Exercise details: The records that follow should be retyped word for word.

Data extracted from a collection:
%%

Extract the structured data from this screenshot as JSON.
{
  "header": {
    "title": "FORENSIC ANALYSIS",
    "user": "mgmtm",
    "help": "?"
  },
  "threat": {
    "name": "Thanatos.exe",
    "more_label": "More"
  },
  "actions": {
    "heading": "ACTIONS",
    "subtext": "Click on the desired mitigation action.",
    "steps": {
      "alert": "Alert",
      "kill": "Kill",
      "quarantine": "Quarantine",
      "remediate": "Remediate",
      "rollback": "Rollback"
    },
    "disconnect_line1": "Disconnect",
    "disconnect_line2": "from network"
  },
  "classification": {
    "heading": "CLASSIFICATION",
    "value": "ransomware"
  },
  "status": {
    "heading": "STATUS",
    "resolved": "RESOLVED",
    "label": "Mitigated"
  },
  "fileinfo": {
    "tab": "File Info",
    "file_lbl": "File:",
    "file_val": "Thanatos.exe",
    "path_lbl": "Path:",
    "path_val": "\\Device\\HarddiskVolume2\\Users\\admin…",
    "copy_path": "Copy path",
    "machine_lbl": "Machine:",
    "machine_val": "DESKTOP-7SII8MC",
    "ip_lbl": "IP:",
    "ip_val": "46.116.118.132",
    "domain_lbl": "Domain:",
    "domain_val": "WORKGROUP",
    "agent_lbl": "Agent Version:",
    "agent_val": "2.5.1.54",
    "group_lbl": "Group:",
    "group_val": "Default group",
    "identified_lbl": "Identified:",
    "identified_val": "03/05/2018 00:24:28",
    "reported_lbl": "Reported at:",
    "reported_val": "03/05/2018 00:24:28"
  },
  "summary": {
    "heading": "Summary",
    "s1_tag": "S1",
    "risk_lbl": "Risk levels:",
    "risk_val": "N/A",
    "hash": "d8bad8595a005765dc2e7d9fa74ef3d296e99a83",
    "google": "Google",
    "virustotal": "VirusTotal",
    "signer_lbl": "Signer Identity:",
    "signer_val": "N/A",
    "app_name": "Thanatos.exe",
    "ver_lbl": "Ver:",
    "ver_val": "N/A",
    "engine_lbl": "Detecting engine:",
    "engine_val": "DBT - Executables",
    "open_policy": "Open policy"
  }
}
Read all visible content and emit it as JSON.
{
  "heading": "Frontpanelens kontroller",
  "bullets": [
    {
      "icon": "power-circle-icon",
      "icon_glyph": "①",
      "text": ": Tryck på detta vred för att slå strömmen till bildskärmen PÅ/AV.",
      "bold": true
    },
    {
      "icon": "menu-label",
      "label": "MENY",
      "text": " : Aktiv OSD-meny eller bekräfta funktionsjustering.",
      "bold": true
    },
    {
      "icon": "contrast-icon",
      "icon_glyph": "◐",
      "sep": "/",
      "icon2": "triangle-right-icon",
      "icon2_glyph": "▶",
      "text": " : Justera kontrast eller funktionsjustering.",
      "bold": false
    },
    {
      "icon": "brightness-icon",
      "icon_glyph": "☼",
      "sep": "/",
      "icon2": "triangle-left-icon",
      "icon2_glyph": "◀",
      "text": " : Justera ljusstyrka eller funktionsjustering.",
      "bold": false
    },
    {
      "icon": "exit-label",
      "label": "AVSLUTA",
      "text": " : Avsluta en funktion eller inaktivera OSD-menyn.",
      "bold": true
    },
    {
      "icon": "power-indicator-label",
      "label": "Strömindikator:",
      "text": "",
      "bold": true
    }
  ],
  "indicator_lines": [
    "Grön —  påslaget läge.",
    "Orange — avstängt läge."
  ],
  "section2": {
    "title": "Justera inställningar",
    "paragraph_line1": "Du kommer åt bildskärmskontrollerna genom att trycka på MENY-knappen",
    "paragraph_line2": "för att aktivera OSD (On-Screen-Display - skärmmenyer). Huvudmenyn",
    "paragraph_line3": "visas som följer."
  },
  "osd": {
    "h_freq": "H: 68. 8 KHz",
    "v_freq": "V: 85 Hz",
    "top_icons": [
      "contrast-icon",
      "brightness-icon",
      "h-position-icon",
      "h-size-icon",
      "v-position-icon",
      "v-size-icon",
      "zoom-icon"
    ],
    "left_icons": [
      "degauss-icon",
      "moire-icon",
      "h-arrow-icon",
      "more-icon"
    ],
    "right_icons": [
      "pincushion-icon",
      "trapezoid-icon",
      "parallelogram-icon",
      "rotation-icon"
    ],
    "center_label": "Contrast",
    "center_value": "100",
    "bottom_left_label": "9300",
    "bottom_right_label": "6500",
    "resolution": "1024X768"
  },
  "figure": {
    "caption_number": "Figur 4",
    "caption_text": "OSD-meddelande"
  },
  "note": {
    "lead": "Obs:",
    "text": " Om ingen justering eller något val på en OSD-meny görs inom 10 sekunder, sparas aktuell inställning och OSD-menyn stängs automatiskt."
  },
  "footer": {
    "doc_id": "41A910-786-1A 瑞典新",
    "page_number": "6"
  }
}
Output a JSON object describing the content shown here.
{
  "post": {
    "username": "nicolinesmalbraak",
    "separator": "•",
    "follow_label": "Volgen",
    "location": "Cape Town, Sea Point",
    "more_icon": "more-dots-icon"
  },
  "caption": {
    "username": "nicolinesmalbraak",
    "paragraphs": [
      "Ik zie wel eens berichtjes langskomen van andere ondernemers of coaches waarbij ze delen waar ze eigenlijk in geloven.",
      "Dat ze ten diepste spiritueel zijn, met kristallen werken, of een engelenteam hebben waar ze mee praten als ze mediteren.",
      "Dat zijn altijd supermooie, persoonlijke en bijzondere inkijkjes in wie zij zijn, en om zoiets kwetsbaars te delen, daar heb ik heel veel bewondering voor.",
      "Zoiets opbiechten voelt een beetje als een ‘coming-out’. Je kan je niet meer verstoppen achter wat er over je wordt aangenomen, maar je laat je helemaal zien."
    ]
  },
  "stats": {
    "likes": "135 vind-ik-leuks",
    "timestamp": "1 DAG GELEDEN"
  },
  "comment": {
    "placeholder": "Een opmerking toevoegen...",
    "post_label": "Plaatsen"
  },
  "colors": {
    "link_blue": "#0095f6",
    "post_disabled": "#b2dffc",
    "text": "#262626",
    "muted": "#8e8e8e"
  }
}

%%

Exercise solution:
Extract the structured data from this screenshot as JSON.
{
  "header": {
    "title": "FORENSIC ANALYSIS",
    "user": "mgmtm",
    "help": "?"
  },
  "threat": {
    "name": "Thanatos.exe",
    "more_label": "More"
  },
  "actions": {
    "heading": "ACTIONS",
    "subtext": "Click on the desired mitigation action.",
    "steps": {
      "alert": "Alert",
      "kill": "Kill",
      "quarantine": "Quarantine",
      "remediate": "Remediate",
      "rollback": "Rollback"
    },
    "disconnect_line1": "Disconnect",
    "disconnect_line2": "from network"
  },
  "classification": {
    "heading": "CLASSIFICATION",
    "value": "ransomware"
  },
  "status": {
    "heading": "STATUS",
    "resolved": "RESOLVED",
    "label": "Mitigated"
  },
  "fileinfo": {
    "tab": "File Info",
    "file_lbl": "File:",
    "file_val": "Thanatos.exe",
    "path_lbl": "Path:",
    "path_val": "\\Device\\HarddiskVolume2\\Users\\admin…",
    "copy_path": "Copy path",
    "machine_lbl": "Machine:",
    "machine_val": "DESKTOP-7SII8MC",
    "ip_lbl": "IP:",
    "ip_val": "46.116.118.132",
    "domain_lbl": "Domain:",
    "domain_val": "WORKGROUP",
    "agent_lbl": "Agent Version:",
    "agent_val": "2.5.1.54",
    "group_lbl": "Group:",
    "group_val": "Default group",
    "identified_lbl": "Identified:",
    "identified_val": "03/05/2018 00:24:28",
    "reported_lbl": "Reported at:",
    "reported_val": "03/05/2018 00:24:28"
  },
  "summary": {
    "heading": "Summary",
    "s1_tag": "S1",
    "risk_lbl": "Risk levels:",
    "risk_val": "N/A",
    "hash": "d8bad8595a005765dc2e7d9fa74ef3d296e99a83",
    "google": "Google",
    "virustotal": "VirusTotal",
    "signer_lbl": "Signer Identity:",
    "signer_val": "N/A",
    "app_name": "Thanatos.exe",
    "ver_lbl": "Ver:",
    "ver_val": "N/A",
    "engine_lbl": "Detecting engine:",
    "engine_val": "DBT - Executables",
    "open_policy": "Open policy"
  }
}
Read all visible content and emit it as JSON.
{
  "heading": "Frontpanelens kontroller",
  "bullets": [
    {
      "icon": "power-circle-icon",
      "icon_glyph": "①",
      "text": ": Tryck på detta vred för att slå strömmen till bildskärmen PÅ/AV.",
      "bold": true
    },
    {
      "icon": "menu-label",
      "label": "MENY",
      "text": " : Aktiv OSD-meny eller bekräfta funktionsjustering.",
      "bold": true
    },
    {
      "icon": "contrast-icon",
      "icon_glyph": "◐",
      "sep": "/",
      "icon2": "triangle-right-icon",
      "icon2_glyph": "▶",
      "text": " : Justera kontrast eller funktionsjustering.",
      "bold": false
    },
    {
      "icon": "brightness-icon",
      "icon_glyph": "☼",
      "sep": "/",
      "icon2": "triangle-left-icon",
      "icon2_glyph": "◀",
      "text": " : Justera ljusstyrka eller funktionsjustering.",
      "bold": false
    },
    {
      "icon": "exit-label",
      "label": "AVSLUTA",
      "text": " : Avsluta en funktion eller inaktivera OSD-menyn.",
      "bold": true
    },
    {
      "icon": "power-indicator-label",
      "label": "Strömindikator:",
      "text": "",
      "bold": true
    }
  ],
  "indicator_lines": [
    "Grön —  påslaget läge.",
    "Orange — avstängt läge."
  ],
  "section2": {
    "title": "Justera inställningar",
    "paragraph_line1": "Du kommer åt bildskärmskontrollerna genom att trycka på MENY-knappen",
    "paragraph_line2": "för att aktivera OSD (On-Screen-Display - skärmmenyer). Huvudmenyn",
    "paragraph_line3": "visas som följer."
  },
  "osd": {
    "h_freq": "H: 68. 8 KHz",
    "v_freq": "V: 85 Hz",
    "top_icons": [
      "contrast-icon",
      "brightness-icon",
      "h-position-icon",
      "h-size-icon",
      "v-position-icon",
      "v-size-icon",
      "zoom-icon"
    ],
    "left_icons": [
      "degauss-icon",
      "moire-icon",
      "h-arrow-icon",
      "more-icon"
    ],
    "right_icons": [
      "pincushion-icon",
      "trapezoid-icon",
      "parallelogram-icon",
      "rotation-icon"
    ],
    "center_label": "Contrast",
    "center_value": "100",
    "bottom_left_label": "9300",
    "bottom_right_label": "6500",
    "resolution": "1024X768"
  },
  "figure": {
    "caption_number": "Figur 4",
    "caption_text": "OSD-meddelande"
  },
  "note": {
    "lead": "Obs:",
    "text": " Om ingen justering eller något val på en OSD-meny görs inom 10 sekunder, sparas aktuell inställning och OSD-menyn stängs automatiskt."
  },
  "footer": {
    "doc_id": "41A910-786-1A 瑞典新",
    "page_number": "6"
  }
}
Output a JSON object describing the content shown here.
{
  "post": {
    "username": "nicolinesmalbraak",
    "separator": "•",
    "follow_label": "Volgen",
    "location": "Cape Town, Sea Point",
    "more_icon": "more-dots-icon"
  },
  "caption": {
    "username": "nicolinesmalbraak",
    "paragraphs": [
      "Ik zie wel eens berichtjes langskomen van andere ondernemers of coaches waarbij ze delen waar ze eigenlijk in geloven.",
      "Dat ze ten diepste spiritueel zijn, met kristallen werken, of een engelenteam hebben waar ze mee praten als ze mediteren.",
      "Dat zijn altijd supermooie, persoonlijke en bijzondere inkijkjes in wie zij zijn, en om zoiets kwetsbaars te delen, daar heb ik heel veel bewondering voor.",
      "Zoiets opbiechten voelt een beetje als een ‘coming-out’. Je kan je niet meer verstoppen achter wat er over je wordt aangenomen, maar je laat je helemaal zien."
    ]
  },
  "stats": {
    "likes": "135 vind-ik-leuks",
    "timestamp": "1 DAG GELEDEN"
  },
  "comment": {
    "placeholder": "Een opmerking toevoegen...",
    "post_label": "Plaatsen"
  },
  "colors": {
    "link_blue": "#0095f6",
    "post_disabled": "#b2dffc",
    "text": "#262626",
    "muted": "#8e8e8e"
  }
}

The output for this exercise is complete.